▶ AIM: Set down each line of the material that follows, exactly, with no pictures.

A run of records
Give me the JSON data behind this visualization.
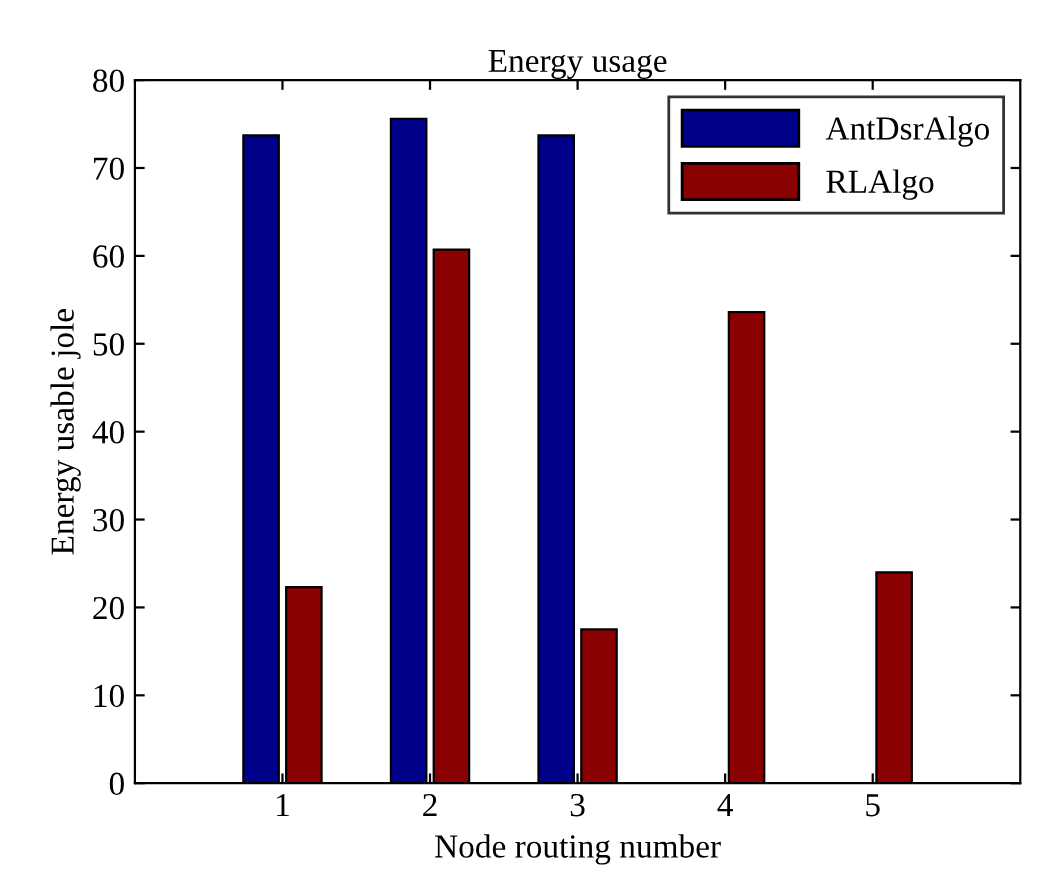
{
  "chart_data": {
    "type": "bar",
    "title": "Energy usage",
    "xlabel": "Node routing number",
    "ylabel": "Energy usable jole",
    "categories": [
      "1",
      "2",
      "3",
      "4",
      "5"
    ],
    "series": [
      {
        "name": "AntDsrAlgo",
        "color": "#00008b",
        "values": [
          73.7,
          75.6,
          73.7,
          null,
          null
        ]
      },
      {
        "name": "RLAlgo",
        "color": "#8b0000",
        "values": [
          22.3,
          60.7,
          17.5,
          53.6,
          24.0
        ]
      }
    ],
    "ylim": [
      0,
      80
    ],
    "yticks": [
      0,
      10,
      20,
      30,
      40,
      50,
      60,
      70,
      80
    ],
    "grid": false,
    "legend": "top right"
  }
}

▶ ANSWER FOR THE TASK:
Give me the JSON data behind this visualization.
{
  "chart_data": {
    "type": "bar",
    "title": "Energy usage",
    "xlabel": "Node routing number",
    "ylabel": "Energy usable jole",
    "categories": [
      "1",
      "2",
      "3",
      "4",
      "5"
    ],
    "series": [
      {
        "name": "AntDsrAlgo",
        "color": "#00008b",
        "values": [
          73.7,
          75.6,
          73.7,
          null,
          null
        ]
      },
      {
        "name": "RLAlgo",
        "color": "#8b0000",
        "values": [
          22.3,
          60.7,
          17.5,
          53.6,
          24.0
        ]
      }
    ],
    "ylim": [
      0,
      80
    ],
    "yticks": [
      0,
      10,
      20,
      30,
      40,
      50,
      60,
      70,
      80
    ],
    "grid": false,
    "legend": "top right"
  }
}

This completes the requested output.